TASK TO COMPLETE: Render every entry verbatim.

----- INFORMATION SUPPLIED -----

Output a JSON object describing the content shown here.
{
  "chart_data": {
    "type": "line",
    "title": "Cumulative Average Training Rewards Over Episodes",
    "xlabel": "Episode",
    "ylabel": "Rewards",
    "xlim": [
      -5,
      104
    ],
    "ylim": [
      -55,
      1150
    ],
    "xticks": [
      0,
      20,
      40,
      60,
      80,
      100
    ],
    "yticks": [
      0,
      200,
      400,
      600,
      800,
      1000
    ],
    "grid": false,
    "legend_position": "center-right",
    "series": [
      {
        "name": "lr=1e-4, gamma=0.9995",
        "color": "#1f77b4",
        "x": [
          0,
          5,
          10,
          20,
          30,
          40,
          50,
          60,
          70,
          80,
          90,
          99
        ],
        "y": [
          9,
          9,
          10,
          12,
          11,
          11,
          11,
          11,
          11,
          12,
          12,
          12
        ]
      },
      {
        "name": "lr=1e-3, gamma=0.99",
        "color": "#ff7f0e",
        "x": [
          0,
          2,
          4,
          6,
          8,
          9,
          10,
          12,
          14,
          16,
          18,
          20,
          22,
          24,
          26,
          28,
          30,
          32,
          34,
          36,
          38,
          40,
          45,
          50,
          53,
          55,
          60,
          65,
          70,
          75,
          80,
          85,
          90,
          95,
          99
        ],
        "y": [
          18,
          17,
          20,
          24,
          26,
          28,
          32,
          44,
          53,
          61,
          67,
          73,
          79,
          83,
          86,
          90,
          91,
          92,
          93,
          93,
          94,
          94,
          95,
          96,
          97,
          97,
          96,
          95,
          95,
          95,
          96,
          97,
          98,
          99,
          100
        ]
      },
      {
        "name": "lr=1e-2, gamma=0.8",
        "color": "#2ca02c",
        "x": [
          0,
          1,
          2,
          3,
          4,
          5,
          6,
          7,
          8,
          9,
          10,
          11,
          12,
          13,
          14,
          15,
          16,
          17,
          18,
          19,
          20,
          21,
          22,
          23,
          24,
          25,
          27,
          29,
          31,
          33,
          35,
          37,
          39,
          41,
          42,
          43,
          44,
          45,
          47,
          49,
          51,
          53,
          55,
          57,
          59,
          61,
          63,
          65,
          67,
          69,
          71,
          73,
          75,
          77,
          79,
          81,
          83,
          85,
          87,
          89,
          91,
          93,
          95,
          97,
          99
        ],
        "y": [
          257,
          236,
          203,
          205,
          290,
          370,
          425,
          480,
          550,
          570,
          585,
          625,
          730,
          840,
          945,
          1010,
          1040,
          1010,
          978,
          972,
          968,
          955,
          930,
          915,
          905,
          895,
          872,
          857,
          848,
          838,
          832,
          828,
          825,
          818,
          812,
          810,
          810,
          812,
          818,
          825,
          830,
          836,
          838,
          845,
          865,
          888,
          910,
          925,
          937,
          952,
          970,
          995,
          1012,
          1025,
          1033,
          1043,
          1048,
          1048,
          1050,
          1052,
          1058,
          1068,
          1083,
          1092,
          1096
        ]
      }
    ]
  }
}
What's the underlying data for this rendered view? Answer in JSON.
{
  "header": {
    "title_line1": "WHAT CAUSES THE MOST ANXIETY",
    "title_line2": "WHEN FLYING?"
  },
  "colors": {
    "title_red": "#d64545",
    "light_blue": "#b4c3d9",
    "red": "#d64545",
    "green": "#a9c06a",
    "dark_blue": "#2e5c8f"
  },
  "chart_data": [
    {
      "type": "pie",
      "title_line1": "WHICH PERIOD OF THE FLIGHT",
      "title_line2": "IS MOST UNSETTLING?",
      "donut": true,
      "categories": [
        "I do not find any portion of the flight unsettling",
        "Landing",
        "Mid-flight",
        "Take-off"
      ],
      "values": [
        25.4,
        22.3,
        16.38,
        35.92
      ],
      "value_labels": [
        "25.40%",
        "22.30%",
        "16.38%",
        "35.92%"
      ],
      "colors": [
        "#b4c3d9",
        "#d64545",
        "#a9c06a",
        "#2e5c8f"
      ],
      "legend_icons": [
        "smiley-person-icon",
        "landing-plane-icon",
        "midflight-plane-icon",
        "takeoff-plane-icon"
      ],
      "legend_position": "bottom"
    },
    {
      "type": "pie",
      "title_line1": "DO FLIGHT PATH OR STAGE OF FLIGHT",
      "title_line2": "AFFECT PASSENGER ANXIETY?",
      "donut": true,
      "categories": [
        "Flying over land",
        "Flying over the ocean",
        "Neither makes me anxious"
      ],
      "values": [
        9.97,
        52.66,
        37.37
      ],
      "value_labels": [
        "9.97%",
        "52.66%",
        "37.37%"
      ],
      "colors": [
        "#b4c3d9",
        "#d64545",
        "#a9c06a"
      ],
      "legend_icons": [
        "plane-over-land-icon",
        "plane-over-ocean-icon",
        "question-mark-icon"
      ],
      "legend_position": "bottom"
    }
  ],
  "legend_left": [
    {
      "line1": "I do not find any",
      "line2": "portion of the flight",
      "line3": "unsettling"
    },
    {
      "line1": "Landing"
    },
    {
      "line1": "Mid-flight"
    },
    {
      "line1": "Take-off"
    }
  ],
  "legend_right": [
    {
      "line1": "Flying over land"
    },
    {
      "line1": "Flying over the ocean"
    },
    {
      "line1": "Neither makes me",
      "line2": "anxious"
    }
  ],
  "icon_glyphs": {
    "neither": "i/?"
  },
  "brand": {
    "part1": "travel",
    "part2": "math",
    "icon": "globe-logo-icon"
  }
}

-----

FINISHED EXERCISE:
Output a JSON object describing the content shown here.
{
  "chart_data": {
    "type": "line",
    "title": "Cumulative Average Training Rewards Over Episodes",
    "xlabel": "Episode",
    "ylabel": "Rewards",
    "xlim": [
      -5,
      104
    ],
    "ylim": [
      -55,
      1150
    ],
    "xticks": [
      0,
      20,
      40,
      60,
      80,
      100
    ],
    "yticks": [
      0,
      200,
      400,
      600,
      800,
      1000
    ],
    "grid": false,
    "legend_position": "center-right",
    "series": [
      {
        "name": "lr=1e-4, gamma=0.9995",
        "color": "#1f77b4",
        "x": [
          0,
          5,
          10,
          20,
          30,
          40,
          50,
          60,
          70,
          80,
          90,
          99
        ],
        "y": [
          9,
          9,
          10,
          12,
          11,
          11,
          11,
          11,
          11,
          12,
          12,
          12
        ]
      },
      {
        "name": "lr=1e-3, gamma=0.99",
        "color": "#ff7f0e",
        "x": [
          0,
          2,
          4,
          6,
          8,
          9,
          10,
          12,
          14,
          16,
          18,
          20,
          22,
          24,
          26,
          28,
          30,
          32,
          34,
          36,
          38,
          40,
          45,
          50,
          53,
          55,
          60,
          65,
          70,
          75,
          80,
          85,
          90,
          95,
          99
        ],
        "y": [
          18,
          17,
          20,
          24,
          26,
          28,
          32,
          44,
          53,
          61,
          67,
          73,
          79,
          83,
          86,
          90,
          91,
          92,
          93,
          93,
          94,
          94,
          95,
          96,
          97,
          97,
          96,
          95,
          95,
          95,
          96,
          97,
          98,
          99,
          100
        ]
      },
      {
        "name": "lr=1e-2, gamma=0.8",
        "color": "#2ca02c",
        "x": [
          0,
          1,
          2,
          3,
          4,
          5,
          6,
          7,
          8,
          9,
          10,
          11,
          12,
          13,
          14,
          15,
          16,
          17,
          18,
          19,
          20,
          21,
          22,
          23,
          24,
          25,
          27,
          29,
          31,
          33,
          35,
          37,
          39,
          41,
          42,
          43,
          44,
          45,
          47,
          49,
          51,
          53,
          55,
          57,
          59,
          61,
          63,
          65,
          67,
          69,
          71,
          73,
          75,
          77,
          79,
          81,
          83,
          85,
          87,
          89,
          91,
          93,
          95,
          97,
          99
        ],
        "y": [
          257,
          236,
          203,
          205,
          290,
          370,
          425,
          480,
          550,
          570,
          585,
          625,
          730,
          840,
          945,
          1010,
          1040,
          1010,
          978,
          972,
          968,
          955,
          930,
          915,
          905,
          895,
          872,
          857,
          848,
          838,
          832,
          828,
          825,
          818,
          812,
          810,
          810,
          812,
          818,
          825,
          830,
          836,
          838,
          845,
          865,
          888,
          910,
          925,
          937,
          952,
          970,
          995,
          1012,
          1025,
          1033,
          1043,
          1048,
          1048,
          1050,
          1052,
          1058,
          1068,
          1083,
          1092,
          1096
        ]
      }
    ]
  }
}
What's the underlying data for this rendered view? Answer in JSON.
{
  "header": {
    "title_line1": "WHAT CAUSES THE MOST ANXIETY",
    "title_line2": "WHEN FLYING?"
  },
  "colors": {
    "title_red": "#d64545",
    "light_blue": "#b4c3d9",
    "red": "#d64545",
    "green": "#a9c06a",
    "dark_blue": "#2e5c8f"
  },
  "chart_data": [
    {
      "type": "pie",
      "title_line1": "WHICH PERIOD OF THE FLIGHT",
      "title_line2": "IS MOST UNSETTLING?",
      "donut": true,
      "categories": [
        "I do not find any portion of the flight unsettling",
        "Landing",
        "Mid-flight",
        "Take-off"
      ],
      "values": [
        25.4,
        22.3,
        16.38,
        35.92
      ],
      "value_labels": [
        "25.40%",
        "22.30%",
        "16.38%",
        "35.92%"
      ],
      "colors": [
        "#b4c3d9",
        "#d64545",
        "#a9c06a",
        "#2e5c8f"
      ],
      "legend_icons": [
        "smiley-person-icon",
        "landing-plane-icon",
        "midflight-plane-icon",
        "takeoff-plane-icon"
      ],
      "legend_position": "bottom"
    },
    {
      "type": "pie",
      "title_line1": "DO FLIGHT PATH OR STAGE OF FLIGHT",
      "title_line2": "AFFECT PASSENGER ANXIETY?",
      "donut": true,
      "categories": [
        "Flying over land",
        "Flying over the ocean",
        "Neither makes me anxious"
      ],
      "values": [
        9.97,
        52.66,
        37.37
      ],
      "value_labels": [
        "9.97%",
        "52.66%",
        "37.37%"
      ],
      "colors": [
        "#b4c3d9",
        "#d64545",
        "#a9c06a"
      ],
      "legend_icons": [
        "plane-over-land-icon",
        "plane-over-ocean-icon",
        "question-mark-icon"
      ],
      "legend_position": "bottom"
    }
  ],
  "legend_left": [
    {
      "line1": "I do not find any",
      "line2": "portion of the flight",
      "line3": "unsettling"
    },
    {
      "line1": "Landing"
    },
    {
      "line1": "Mid-flight"
    },
    {
      "line1": "Take-off"
    }
  ],
  "legend_right": [
    {
      "line1": "Flying over land"
    },
    {
      "line1": "Flying over the ocean"
    },
    {
      "line1": "Neither makes me",
      "line2": "anxious"
    }
  ],
  "icon_glyphs": {
    "neither": "i/?"
  },
  "brand": {
    "part1": "travel",
    "part2": "math",
    "icon": "globe-logo-icon"
  }
}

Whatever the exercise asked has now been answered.